# Start of Given entries
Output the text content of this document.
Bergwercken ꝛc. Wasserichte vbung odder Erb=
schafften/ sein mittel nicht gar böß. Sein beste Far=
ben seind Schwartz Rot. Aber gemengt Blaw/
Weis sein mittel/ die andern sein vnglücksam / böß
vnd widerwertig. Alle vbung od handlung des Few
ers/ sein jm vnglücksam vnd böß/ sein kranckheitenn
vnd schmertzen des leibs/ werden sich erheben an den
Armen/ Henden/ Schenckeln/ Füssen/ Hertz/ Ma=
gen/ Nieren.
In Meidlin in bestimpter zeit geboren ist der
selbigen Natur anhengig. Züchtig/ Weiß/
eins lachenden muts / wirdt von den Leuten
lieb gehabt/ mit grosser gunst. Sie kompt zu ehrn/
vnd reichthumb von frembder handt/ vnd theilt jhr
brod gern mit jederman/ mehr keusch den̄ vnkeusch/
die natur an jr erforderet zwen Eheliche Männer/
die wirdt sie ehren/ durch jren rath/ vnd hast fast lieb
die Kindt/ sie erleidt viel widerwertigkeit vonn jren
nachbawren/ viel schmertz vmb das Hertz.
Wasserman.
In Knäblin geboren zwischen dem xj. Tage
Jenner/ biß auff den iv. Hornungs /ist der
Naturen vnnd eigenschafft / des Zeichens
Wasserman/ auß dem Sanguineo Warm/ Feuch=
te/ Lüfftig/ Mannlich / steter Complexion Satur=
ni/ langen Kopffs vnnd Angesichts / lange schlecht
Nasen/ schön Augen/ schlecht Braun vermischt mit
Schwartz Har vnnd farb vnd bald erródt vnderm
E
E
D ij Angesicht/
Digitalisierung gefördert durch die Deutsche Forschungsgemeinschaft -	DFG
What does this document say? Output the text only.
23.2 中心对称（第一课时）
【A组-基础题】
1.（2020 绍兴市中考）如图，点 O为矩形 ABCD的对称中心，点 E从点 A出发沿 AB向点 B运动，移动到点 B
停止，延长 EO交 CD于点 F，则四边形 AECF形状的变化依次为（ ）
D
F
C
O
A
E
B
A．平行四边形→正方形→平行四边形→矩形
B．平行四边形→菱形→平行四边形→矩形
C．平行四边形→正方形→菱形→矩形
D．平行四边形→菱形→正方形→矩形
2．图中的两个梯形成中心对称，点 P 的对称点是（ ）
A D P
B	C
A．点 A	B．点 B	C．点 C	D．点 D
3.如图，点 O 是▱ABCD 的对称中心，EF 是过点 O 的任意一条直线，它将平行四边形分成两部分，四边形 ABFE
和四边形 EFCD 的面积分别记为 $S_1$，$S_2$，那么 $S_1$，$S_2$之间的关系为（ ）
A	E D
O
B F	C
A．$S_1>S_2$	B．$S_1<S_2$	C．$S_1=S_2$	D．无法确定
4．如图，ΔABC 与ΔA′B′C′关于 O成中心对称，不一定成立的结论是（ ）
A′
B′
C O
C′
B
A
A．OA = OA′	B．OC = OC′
# End of Given entries
### Aim
Leave out every line without the string "geboren" and copy the rest.

### Solution
In Meidlin in bestimpter zeit geboren ist der
In Knäblin geboren zwischen dem xj. Tage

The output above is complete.